TASK TO COMPLETE:
Using the listing below, please gather every line containing the word "text".

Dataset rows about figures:
= = = = = = =

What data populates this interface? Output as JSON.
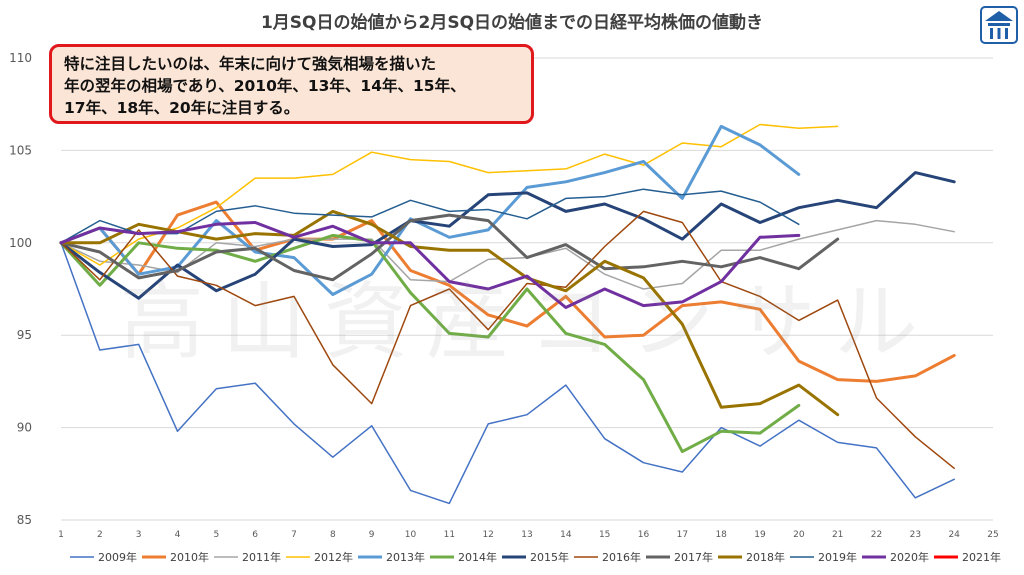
{
  "chart_data": {
    "type": "line",
    "title": "1月SQ日の始値から2月SQ日の始値までの日経平均株価の値動き",
    "xlabel": "",
    "ylabel": "",
    "ylim": [
      85,
      110
    ],
    "yticks": [
      85,
      90,
      95,
      100,
      105,
      110
    ],
    "xlim": [
      1,
      25
    ],
    "xticks": [
      1,
      2,
      3,
      4,
      5,
      6,
      7,
      8,
      9,
      10,
      11,
      12,
      13,
      14,
      15,
      16,
      17,
      18,
      19,
      20,
      21,
      22,
      23,
      24,
      25
    ],
    "grid": "horizontal",
    "legend": "bottom",
    "series": [
      {
        "name": "2009年",
        "color": "#4472c4",
        "width": 1.5,
        "values": [
          100,
          94.2,
          94.5,
          89.8,
          92.1,
          92.4,
          90.2,
          88.4,
          90.1,
          86.6,
          85.9,
          90.2,
          90.7,
          92.3,
          89.4,
          88.1,
          87.6,
          90.0,
          89.0,
          90.4,
          89.2,
          88.9,
          86.2,
          87.2
        ]
      },
      {
        "name": "2010年",
        "color": "#ed7d31",
        "width": 3,
        "values": [
          100,
          100.8,
          98.3,
          101.5,
          102.2,
          99.6,
          100.2,
          100.2,
          101.2,
          98.5,
          97.7,
          96.1,
          95.5,
          97.1,
          94.9,
          95.0,
          96.6,
          96.8,
          96.4,
          93.6,
          92.6,
          92.5,
          92.8,
          93.9
        ]
      },
      {
        "name": "2011年",
        "color": "#a5a5a5",
        "width": 1.5,
        "values": [
          100,
          99.0,
          98.8,
          98.4,
          100.0,
          99.8,
          100.2,
          100.2,
          100.2,
          98.0,
          97.9,
          99.1,
          99.2,
          99.7,
          98.3,
          97.5,
          97.8,
          99.6,
          99.6,
          100.2,
          100.7,
          101.2,
          101.0,
          100.6
        ]
      },
      {
        "name": "2012年",
        "color": "#ffc000",
        "width": 1.5,
        "values": [
          100,
          98.8,
          100.2,
          100.8,
          101.9,
          103.5,
          103.5,
          103.7,
          104.9,
          104.5,
          104.4,
          103.8,
          103.9,
          104.0,
          104.8,
          104.2,
          105.4,
          105.2,
          106.4,
          106.2,
          106.3
        ]
      },
      {
        "name": "2013年",
        "color": "#5b9bd5",
        "width": 3,
        "values": [
          100,
          100.8,
          98.3,
          98.7,
          101.2,
          99.5,
          99.2,
          97.2,
          98.3,
          101.3,
          100.3,
          100.7,
          103.0,
          103.3,
          103.8,
          104.4,
          102.4,
          106.3,
          105.3,
          103.7
        ]
      },
      {
        "name": "2014年",
        "color": "#70ad47",
        "width": 3,
        "values": [
          100,
          97.7,
          100.0,
          99.7,
          99.6,
          99.0,
          99.7,
          100.4,
          100.1,
          97.3,
          95.1,
          94.9,
          97.5,
          95.1,
          94.5,
          92.6,
          88.7,
          89.8,
          89.7,
          91.2
        ]
      },
      {
        "name": "2015年",
        "color": "#264478",
        "width": 3,
        "values": [
          100,
          98.4,
          97.0,
          98.8,
          97.4,
          98.3,
          100.2,
          99.8,
          99.9,
          101.2,
          100.9,
          102.6,
          102.7,
          101.7,
          102.1,
          101.3,
          100.2,
          102.1,
          101.1,
          101.9,
          102.3,
          101.9,
          103.8,
          103.3
        ]
      },
      {
        "name": "2016年",
        "color": "#9e480e",
        "width": 1.5,
        "values": [
          100,
          98.0,
          100.7,
          98.2,
          97.7,
          96.6,
          97.1,
          93.4,
          91.3,
          96.6,
          97.5,
          95.3,
          97.8,
          97.6,
          99.8,
          101.7,
          101.1,
          97.9,
          97.1,
          95.8,
          96.9,
          91.6,
          89.5,
          87.8
        ]
      },
      {
        "name": "2017年",
        "color": "#636363",
        "width": 3,
        "values": [
          100,
          99.5,
          98.1,
          98.5,
          99.5,
          99.7,
          98.5,
          98.0,
          99.4,
          101.2,
          101.5,
          101.2,
          99.2,
          99.9,
          98.6,
          98.7,
          99.0,
          98.7,
          99.2,
          98.6,
          100.2
        ]
      },
      {
        "name": "2018年",
        "color": "#997300",
        "width": 3,
        "values": [
          100,
          100.0,
          101.0,
          100.6,
          100.2,
          100.5,
          100.4,
          101.7,
          101.0,
          99.8,
          99.6,
          99.6,
          98.1,
          97.4,
          99.0,
          98.1,
          95.6,
          91.1,
          91.3,
          92.3,
          90.7
        ]
      },
      {
        "name": "2019年",
        "color": "#255e91",
        "width": 1.5,
        "values": [
          100,
          101.2,
          100.5,
          100.5,
          101.7,
          102.0,
          101.6,
          101.5,
          101.4,
          102.3,
          101.7,
          101.8,
          101.3,
          102.4,
          102.5,
          102.9,
          102.6,
          102.8,
          102.2,
          101.0
        ]
      },
      {
        "name": "2020年",
        "color": "#7030a0",
        "width": 3,
        "values": [
          100,
          100.8,
          100.5,
          100.6,
          101.0,
          101.1,
          100.3,
          100.9,
          100.0,
          100.0,
          97.9,
          97.5,
          98.2,
          96.5,
          97.5,
          96.6,
          96.8,
          97.9,
          100.3,
          100.4
        ]
      },
      {
        "name": "2021年",
        "color": "#ff0000",
        "width": 3,
        "values": [
          100
        ]
      }
    ],
    "annotations": [
      "特に注目したいのは、年末に向けて強気相場を描いた\n年の翌年の相場であり、2010年、13年、14年、15年、\n17年、18年、20年に注目する。"
    ]
  }
}
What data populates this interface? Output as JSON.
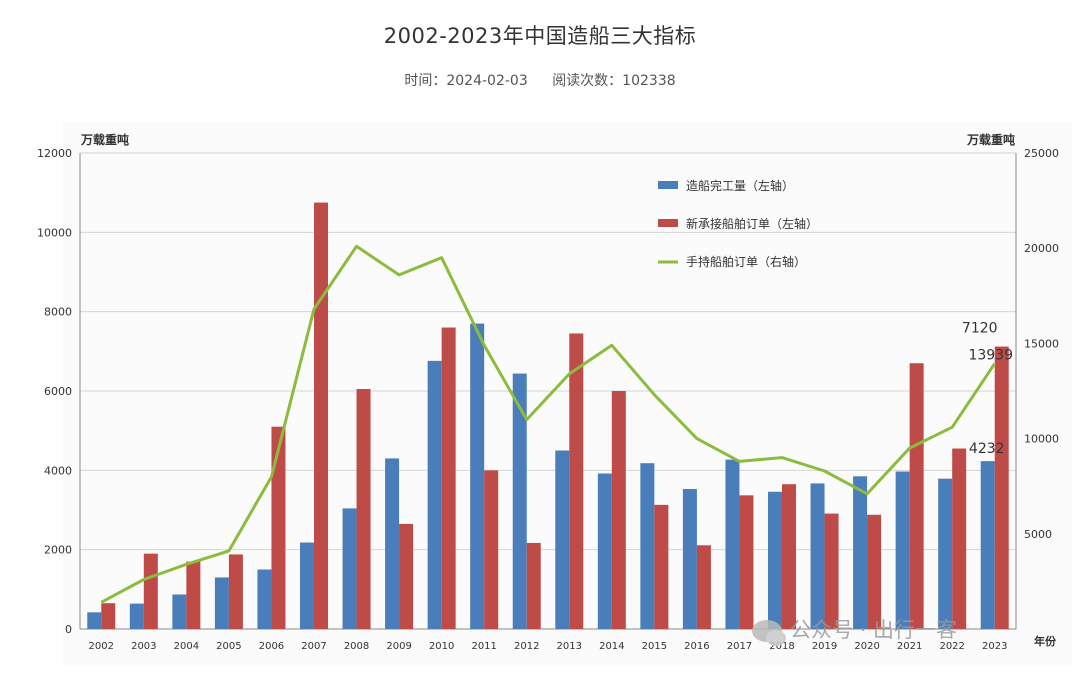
{
  "page": {
    "title": "2002-2023年中国造船三大指标",
    "time_label": "时间：2024-02-03",
    "reads_label": "阅读次数：102338"
  },
  "watermark": {
    "text": "公众号 · 出行一客",
    "icon": "wechat-icon"
  },
  "chart_data": {
    "type": "bar",
    "title": "",
    "left_axis_unit": "万载重吨",
    "right_axis_unit": "万载重吨",
    "x_axis_unit": "年份",
    "categories": [
      "2002",
      "2003",
      "2004",
      "2005",
      "2006",
      "2007",
      "2008",
      "2009",
      "2010",
      "2011",
      "2012",
      "2013",
      "2014",
      "2015",
      "2016",
      "2017",
      "2018",
      "2019",
      "2020",
      "2021",
      "2022",
      "2023"
    ],
    "left_ylim": [
      0,
      12000
    ],
    "left_ticks": [
      "0",
      "2000",
      "4000",
      "6000",
      "8000",
      "10000",
      "12000"
    ],
    "right_ylim": [
      0,
      25000
    ],
    "right_ticks": [
      "5000",
      "10000",
      "15000",
      "20000",
      "25000"
    ],
    "grid": true,
    "legend_position": "top-right",
    "series": [
      {
        "name": "造船完工量（左轴）",
        "type": "bar",
        "axis": "left",
        "color": "#4a7ebb",
        "values": [
          420,
          640,
          870,
          1300,
          1500,
          2180,
          3040,
          4300,
          6760,
          7700,
          6440,
          4500,
          3920,
          4180,
          3530,
          4270,
          3460,
          3670,
          3850,
          3970,
          3790,
          4232
        ]
      },
      {
        "name": "新承接船舶订单（左轴）",
        "type": "bar",
        "axis": "left",
        "color": "#be4b48",
        "values": [
          650,
          1900,
          1700,
          1880,
          5100,
          10750,
          6050,
          2650,
          7600,
          4000,
          2170,
          7450,
          6000,
          3130,
          2110,
          3370,
          3650,
          2910,
          2880,
          6700,
          4550,
          7120
        ]
      },
      {
        "name": "手持船舶订单（右轴）",
        "type": "line",
        "axis": "right",
        "color": "#8dbb3e",
        "values": [
          1400,
          2600,
          3400,
          4100,
          8000,
          16800,
          20100,
          18600,
          19500,
          14900,
          11000,
          13400,
          14900,
          12300,
          10000,
          8800,
          9000,
          8300,
          7100,
          9500,
          10600,
          13939
        ]
      }
    ],
    "data_labels": [
      {
        "series": 1,
        "index": 21,
        "text": "7120"
      },
      {
        "series": 2,
        "index": 21,
        "text": "13939"
      },
      {
        "series": 0,
        "index": 21,
        "text": "4232"
      }
    ]
  }
}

= = = = = = =

ANSWER TO THIS TASK:
    "text": "公众号 · 出行一客",
        "text": "7120"
        "text": "13939"
        "text": "4232"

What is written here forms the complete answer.